_To be done:_ Take the material below and write it all out again exactly.

***** Entries provided

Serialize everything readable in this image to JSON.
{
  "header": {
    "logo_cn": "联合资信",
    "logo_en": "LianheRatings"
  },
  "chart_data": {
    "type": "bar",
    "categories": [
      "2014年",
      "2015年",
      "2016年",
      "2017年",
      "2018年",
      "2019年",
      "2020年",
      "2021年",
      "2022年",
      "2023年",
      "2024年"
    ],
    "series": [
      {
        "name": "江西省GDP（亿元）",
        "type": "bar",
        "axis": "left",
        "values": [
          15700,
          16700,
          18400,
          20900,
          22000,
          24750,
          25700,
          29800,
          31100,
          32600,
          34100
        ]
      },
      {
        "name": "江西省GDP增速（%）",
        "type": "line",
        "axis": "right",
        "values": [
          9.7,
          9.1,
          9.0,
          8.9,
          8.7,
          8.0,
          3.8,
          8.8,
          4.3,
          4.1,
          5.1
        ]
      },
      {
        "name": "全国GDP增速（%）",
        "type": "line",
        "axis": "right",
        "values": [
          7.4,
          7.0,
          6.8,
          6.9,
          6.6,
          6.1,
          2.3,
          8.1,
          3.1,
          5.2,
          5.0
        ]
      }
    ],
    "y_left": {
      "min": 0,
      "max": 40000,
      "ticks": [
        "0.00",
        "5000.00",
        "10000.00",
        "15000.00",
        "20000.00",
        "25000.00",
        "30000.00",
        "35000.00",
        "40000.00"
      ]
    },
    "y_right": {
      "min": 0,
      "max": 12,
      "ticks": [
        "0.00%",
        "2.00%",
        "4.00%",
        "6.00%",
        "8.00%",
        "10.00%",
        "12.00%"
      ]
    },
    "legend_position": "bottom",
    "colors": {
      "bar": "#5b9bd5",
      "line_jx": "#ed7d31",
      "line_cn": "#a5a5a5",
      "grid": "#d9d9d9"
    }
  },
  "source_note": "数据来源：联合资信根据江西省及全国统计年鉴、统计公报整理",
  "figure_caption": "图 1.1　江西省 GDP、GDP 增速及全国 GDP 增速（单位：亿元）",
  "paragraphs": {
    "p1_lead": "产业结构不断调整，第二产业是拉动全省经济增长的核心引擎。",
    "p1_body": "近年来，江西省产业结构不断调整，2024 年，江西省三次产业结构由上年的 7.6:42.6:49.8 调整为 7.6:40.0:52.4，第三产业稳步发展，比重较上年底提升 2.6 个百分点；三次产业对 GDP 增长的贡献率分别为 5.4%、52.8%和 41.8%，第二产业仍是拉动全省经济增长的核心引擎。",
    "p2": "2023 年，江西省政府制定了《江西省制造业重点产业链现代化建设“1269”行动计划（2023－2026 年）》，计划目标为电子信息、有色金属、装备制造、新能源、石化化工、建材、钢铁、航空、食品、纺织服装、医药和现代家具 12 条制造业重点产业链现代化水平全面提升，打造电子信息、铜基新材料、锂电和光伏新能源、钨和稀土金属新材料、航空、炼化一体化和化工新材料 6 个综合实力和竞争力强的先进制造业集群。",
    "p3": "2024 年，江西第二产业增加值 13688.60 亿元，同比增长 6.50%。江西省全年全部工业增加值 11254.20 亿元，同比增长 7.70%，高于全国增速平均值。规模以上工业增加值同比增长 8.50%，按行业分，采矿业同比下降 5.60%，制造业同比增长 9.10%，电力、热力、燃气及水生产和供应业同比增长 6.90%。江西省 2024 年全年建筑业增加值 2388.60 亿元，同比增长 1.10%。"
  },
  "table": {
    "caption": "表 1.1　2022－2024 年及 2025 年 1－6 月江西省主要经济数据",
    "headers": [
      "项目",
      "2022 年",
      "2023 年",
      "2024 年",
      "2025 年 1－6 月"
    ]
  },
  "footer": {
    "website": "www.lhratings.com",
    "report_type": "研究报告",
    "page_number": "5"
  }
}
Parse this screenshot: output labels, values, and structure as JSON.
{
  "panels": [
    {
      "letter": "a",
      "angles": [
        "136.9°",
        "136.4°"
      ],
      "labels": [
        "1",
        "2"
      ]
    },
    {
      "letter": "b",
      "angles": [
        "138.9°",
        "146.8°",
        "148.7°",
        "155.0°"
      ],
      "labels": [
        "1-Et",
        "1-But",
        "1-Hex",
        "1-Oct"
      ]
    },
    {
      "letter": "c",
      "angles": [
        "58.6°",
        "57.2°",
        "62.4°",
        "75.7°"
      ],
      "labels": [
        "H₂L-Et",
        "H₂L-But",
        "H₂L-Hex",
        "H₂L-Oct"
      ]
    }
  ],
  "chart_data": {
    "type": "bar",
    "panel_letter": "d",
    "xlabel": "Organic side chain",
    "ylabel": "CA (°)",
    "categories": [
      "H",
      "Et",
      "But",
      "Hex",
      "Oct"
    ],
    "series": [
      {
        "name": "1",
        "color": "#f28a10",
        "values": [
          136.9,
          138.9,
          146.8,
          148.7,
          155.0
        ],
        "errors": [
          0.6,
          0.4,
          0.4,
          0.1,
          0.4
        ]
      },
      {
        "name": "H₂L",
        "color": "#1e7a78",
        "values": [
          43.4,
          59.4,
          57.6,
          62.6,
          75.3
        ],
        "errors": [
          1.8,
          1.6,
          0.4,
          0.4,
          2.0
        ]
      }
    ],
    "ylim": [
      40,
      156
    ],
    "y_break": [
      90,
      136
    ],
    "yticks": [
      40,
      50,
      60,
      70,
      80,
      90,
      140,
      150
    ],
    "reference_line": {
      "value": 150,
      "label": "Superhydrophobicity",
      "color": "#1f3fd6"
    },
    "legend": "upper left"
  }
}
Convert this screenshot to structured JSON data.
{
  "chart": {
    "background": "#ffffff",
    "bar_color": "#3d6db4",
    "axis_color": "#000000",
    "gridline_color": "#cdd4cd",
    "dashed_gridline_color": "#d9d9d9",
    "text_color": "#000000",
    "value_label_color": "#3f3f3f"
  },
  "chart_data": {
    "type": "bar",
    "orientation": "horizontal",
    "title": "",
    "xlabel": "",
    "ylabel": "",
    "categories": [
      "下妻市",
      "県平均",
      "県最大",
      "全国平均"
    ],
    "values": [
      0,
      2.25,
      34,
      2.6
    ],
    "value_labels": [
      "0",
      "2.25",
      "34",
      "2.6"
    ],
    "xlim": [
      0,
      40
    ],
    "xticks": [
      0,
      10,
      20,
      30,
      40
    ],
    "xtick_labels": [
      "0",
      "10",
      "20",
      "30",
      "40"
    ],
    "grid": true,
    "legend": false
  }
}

**********

_The reply:_
Serialize everything readable in this image to JSON.
{
  "header": {
    "logo_cn": "联合资信",
    "logo_en": "LianheRatings"
  },
  "chart_data": {
    "type": "bar",
    "categories": [
      "2014年",
      "2015年",
      "2016年",
      "2017年",
      "2018年",
      "2019年",
      "2020年",
      "2021年",
      "2022年",
      "2023年",
      "2024年"
    ],
    "series": [
      {
        "name": "江西省GDP（亿元）",
        "type": "bar",
        "axis": "left",
        "values": [
          15700,
          16700,
          18400,
          20900,
          22000,
          24750,
          25700,
          29800,
          31100,
          32600,
          34100
        ]
      },
      {
        "name": "江西省GDP增速（%）",
        "type": "line",
        "axis": "right",
        "values": [
          9.7,
          9.1,
          9.0,
          8.9,
          8.7,
          8.0,
          3.8,
          8.8,
          4.3,
          4.1,
          5.1
        ]
      },
      {
        "name": "全国GDP增速（%）",
        "type": "line",
        "axis": "right",
        "values": [
          7.4,
          7.0,
          6.8,
          6.9,
          6.6,
          6.1,
          2.3,
          8.1,
          3.1,
          5.2,
          5.0
        ]
      }
    ],
    "y_left": {
      "min": 0,
      "max": 40000,
      "ticks": [
        "0.00",
        "5000.00",
        "10000.00",
        "15000.00",
        "20000.00",
        "25000.00",
        "30000.00",
        "35000.00",
        "40000.00"
      ]
    },
    "y_right": {
      "min": 0,
      "max": 12,
      "ticks": [
        "0.00%",
        "2.00%",
        "4.00%",
        "6.00%",
        "8.00%",
        "10.00%",
        "12.00%"
      ]
    },
    "legend_position": "bottom",
    "colors": {
      "bar": "#5b9bd5",
      "line_jx": "#ed7d31",
      "line_cn": "#a5a5a5",
      "grid": "#d9d9d9"
    }
  },
  "source_note": "数据来源：联合资信根据江西省及全国统计年鉴、统计公报整理",
  "figure_caption": "图 1.1　江西省 GDP、GDP 增速及全国 GDP 增速（单位：亿元）",
  "paragraphs": {
    "p1_lead": "产业结构不断调整，第二产业是拉动全省经济增长的核心引擎。",
    "p1_body": "近年来，江西省产业结构不断调整，2024 年，江西省三次产业结构由上年的 7.6:42.6:49.8 调整为 7.6:40.0:52.4，第三产业稳步发展，比重较上年底提升 2.6 个百分点；三次产业对 GDP 增长的贡献率分别为 5.4%、52.8%和 41.8%，第二产业仍是拉动全省经济增长的核心引擎。",
    "p2": "2023 年，江西省政府制定了《江西省制造业重点产业链现代化建设“1269”行动计划（2023－2026 年）》，计划目标为电子信息、有色金属、装备制造、新能源、石化化工、建材、钢铁、航空、食品、纺织服装、医药和现代家具 12 条制造业重点产业链现代化水平全面提升，打造电子信息、铜基新材料、锂电和光伏新能源、钨和稀土金属新材料、航空、炼化一体化和化工新材料 6 个综合实力和竞争力强的先进制造业集群。",
    "p3": "2024 年，江西第二产业增加值 13688.60 亿元，同比增长 6.50%。江西省全年全部工业增加值 11254.20 亿元，同比增长 7.70%，高于全国增速平均值。规模以上工业增加值同比增长 8.50%，按行业分，采矿业同比下降 5.60%，制造业同比增长 9.10%，电力、热力、燃气及水生产和供应业同比增长 6.90%。江西省 2024 年全年建筑业增加值 2388.60 亿元，同比增长 1.10%。"
  },
  "table": {
    "caption": "表 1.1　2022－2024 年及 2025 年 1－6 月江西省主要经济数据",
    "headers": [
      "项目",
      "2022 年",
      "2023 年",
      "2024 年",
      "2025 年 1－6 月"
    ]
  },
  "footer": {
    "website": "www.lhratings.com",
    "report_type": "研究报告",
    "page_number": "5"
  }
}
Parse this screenshot: output labels, values, and structure as JSON.
{
  "panels": [
    {
      "letter": "a",
      "angles": [
        "136.9°",
        "136.4°"
      ],
      "labels": [
        "1",
        "2"
      ]
    },
    {
      "letter": "b",
      "angles": [
        "138.9°",
        "146.8°",
        "148.7°",
        "155.0°"
      ],
      "labels": [
        "1-Et",
        "1-But",
        "1-Hex",
        "1-Oct"
      ]
    },
    {
      "letter": "c",
      "angles": [
        "58.6°",
        "57.2°",
        "62.4°",
        "75.7°"
      ],
      "labels": [
        "H₂L-Et",
        "H₂L-But",
        "H₂L-Hex",
        "H₂L-Oct"
      ]
    }
  ],
  "chart_data": {
    "type": "bar",
    "panel_letter": "d",
    "xlabel": "Organic side chain",
    "ylabel": "CA (°)",
    "categories": [
      "H",
      "Et",
      "But",
      "Hex",
      "Oct"
    ],
    "series": [
      {
        "name": "1",
        "color": "#f28a10",
        "values": [
          136.9,
          138.9,
          146.8,
          148.7,
          155.0
        ],
        "errors": [
          0.6,
          0.4,
          0.4,
          0.1,
          0.4
        ]
      },
      {
        "name": "H₂L",
        "color": "#1e7a78",
        "values": [
          43.4,
          59.4,
          57.6,
          62.6,
          75.3
        ],
        "errors": [
          1.8,
          1.6,
          0.4,
          0.4,
          2.0
        ]
      }
    ],
    "ylim": [
      40,
      156
    ],
    "y_break": [
      90,
      136
    ],
    "yticks": [
      40,
      50,
      60,
      70,
      80,
      90,
      140,
      150
    ],
    "reference_line": {
      "value": 150,
      "label": "Superhydrophobicity",
      "color": "#1f3fd6"
    },
    "legend": "upper left"
  }
}
Convert this screenshot to structured JSON data.
{
  "chart": {
    "background": "#ffffff",
    "bar_color": "#3d6db4",
    "axis_color": "#000000",
    "gridline_color": "#cdd4cd",
    "dashed_gridline_color": "#d9d9d9",
    "text_color": "#000000",
    "value_label_color": "#3f3f3f"
  },
  "chart_data": {
    "type": "bar",
    "orientation": "horizontal",
    "title": "",
    "xlabel": "",
    "ylabel": "",
    "categories": [
      "下妻市",
      "県平均",
      "県最大",
      "全国平均"
    ],
    "values": [
      0,
      2.25,
      34,
      2.6
    ],
    "value_labels": [
      "0",
      "2.25",
      "34",
      "2.6"
    ],
    "xlim": [
      0,
      40
    ],
    "xticks": [
      0,
      10,
      20,
      30,
      40
    ],
    "xtick_labels": [
      "0",
      "10",
      "20",
      "30",
      "40"
    ],
    "grid": true,
    "legend": false
  }
}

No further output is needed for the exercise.